## Begin EXCERPTED DATA

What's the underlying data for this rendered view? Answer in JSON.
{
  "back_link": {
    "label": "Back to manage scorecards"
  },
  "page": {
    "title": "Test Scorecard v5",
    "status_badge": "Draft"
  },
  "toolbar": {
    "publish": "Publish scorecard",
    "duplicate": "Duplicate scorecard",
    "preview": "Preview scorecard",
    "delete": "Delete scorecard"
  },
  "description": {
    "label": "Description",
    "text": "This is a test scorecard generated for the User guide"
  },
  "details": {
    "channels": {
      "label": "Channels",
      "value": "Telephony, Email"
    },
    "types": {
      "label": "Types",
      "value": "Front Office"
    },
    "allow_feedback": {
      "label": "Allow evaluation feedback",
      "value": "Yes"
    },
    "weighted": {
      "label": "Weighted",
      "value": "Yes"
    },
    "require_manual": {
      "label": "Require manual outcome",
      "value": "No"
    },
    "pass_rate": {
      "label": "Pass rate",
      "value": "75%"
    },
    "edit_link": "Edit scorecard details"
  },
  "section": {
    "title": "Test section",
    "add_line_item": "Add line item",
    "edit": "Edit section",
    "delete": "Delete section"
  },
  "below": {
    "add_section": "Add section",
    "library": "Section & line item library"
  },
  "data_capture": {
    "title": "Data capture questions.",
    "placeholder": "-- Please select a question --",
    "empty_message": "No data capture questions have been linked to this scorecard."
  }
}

## End EXCERPTED DATA

▶ [TASK] Check each line in the listing above for the string "label", then report how many lines contain it, with no other text.

▶ [ANSWER TO THE PROBLEM] 8